Dataset items:
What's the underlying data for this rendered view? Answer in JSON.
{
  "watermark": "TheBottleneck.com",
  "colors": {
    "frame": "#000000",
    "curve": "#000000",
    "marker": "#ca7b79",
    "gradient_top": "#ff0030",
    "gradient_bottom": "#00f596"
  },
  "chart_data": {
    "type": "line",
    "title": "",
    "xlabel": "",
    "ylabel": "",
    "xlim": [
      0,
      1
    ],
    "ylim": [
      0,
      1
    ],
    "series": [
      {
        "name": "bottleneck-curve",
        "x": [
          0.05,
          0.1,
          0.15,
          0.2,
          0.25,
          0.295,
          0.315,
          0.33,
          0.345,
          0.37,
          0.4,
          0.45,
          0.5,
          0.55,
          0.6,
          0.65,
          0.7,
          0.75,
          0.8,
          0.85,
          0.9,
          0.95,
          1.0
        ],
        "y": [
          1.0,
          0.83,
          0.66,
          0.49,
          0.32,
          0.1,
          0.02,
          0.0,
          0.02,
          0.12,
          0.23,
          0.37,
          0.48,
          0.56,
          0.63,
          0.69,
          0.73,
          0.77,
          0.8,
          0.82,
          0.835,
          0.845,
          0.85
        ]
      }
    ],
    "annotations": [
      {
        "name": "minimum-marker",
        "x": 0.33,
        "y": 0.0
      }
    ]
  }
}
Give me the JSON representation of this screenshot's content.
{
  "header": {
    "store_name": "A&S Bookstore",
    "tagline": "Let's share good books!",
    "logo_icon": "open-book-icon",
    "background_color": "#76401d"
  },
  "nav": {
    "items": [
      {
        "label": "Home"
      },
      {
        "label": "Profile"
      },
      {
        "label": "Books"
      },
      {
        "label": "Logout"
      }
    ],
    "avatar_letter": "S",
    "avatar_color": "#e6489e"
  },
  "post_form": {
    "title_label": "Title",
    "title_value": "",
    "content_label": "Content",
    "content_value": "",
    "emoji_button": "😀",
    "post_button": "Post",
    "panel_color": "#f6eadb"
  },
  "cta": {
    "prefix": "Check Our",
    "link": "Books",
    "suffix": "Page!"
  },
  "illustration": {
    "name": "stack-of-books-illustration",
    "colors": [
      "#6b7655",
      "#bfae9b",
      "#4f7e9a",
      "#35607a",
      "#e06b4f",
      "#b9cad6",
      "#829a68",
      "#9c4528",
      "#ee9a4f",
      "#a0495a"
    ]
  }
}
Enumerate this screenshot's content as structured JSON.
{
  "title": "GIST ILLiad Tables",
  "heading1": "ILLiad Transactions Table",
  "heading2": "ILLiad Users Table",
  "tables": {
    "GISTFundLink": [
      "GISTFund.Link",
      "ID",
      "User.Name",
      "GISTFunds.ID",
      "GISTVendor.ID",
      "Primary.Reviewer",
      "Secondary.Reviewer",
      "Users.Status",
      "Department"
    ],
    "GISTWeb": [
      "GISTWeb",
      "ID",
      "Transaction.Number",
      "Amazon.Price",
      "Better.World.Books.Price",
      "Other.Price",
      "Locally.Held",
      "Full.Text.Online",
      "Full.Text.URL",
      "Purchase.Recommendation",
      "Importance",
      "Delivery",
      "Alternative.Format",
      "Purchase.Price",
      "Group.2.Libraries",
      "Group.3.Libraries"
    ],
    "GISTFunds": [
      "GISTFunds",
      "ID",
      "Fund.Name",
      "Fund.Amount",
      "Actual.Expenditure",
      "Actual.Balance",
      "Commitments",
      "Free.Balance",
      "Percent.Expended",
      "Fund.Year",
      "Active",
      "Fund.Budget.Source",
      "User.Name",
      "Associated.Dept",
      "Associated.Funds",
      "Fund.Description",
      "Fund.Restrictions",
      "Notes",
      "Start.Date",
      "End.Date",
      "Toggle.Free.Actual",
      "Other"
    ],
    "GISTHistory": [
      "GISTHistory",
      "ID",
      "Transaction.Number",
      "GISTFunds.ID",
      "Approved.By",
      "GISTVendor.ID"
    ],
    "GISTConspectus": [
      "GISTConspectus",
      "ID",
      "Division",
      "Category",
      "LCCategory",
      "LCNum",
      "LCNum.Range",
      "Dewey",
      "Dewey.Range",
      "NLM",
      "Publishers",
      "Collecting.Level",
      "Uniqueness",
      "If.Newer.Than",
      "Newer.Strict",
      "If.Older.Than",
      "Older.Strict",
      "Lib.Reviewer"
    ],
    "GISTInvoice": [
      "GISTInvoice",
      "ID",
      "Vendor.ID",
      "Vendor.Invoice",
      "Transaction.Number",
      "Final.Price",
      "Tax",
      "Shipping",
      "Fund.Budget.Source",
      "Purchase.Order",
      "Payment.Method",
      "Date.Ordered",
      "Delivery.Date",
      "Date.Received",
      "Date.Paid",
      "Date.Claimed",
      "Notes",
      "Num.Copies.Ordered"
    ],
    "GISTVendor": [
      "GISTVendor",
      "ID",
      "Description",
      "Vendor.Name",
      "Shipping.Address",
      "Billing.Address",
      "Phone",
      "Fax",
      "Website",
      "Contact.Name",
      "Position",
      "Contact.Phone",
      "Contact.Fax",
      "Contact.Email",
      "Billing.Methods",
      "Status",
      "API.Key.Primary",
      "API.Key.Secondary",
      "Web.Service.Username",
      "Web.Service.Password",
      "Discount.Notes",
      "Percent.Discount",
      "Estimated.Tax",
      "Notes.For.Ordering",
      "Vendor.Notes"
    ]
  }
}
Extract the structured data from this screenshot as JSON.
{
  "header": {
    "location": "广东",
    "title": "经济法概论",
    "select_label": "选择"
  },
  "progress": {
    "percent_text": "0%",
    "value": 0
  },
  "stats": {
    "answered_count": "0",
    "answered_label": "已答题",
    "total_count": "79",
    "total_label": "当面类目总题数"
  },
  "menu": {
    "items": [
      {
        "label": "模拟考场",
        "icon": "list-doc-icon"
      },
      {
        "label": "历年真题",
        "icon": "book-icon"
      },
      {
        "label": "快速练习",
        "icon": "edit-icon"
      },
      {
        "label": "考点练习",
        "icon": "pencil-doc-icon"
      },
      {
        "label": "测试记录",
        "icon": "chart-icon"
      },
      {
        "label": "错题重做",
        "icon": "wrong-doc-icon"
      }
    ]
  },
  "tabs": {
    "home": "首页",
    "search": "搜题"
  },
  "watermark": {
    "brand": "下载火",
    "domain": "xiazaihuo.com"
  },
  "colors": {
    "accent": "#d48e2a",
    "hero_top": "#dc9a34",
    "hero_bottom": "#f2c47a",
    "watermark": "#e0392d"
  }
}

Stated task =
Pull out every line containing "Reviewer".

Right answer =
      "Primary.Reviewer",
      "Secondary.Reviewer",
      "Lib.Reviewer"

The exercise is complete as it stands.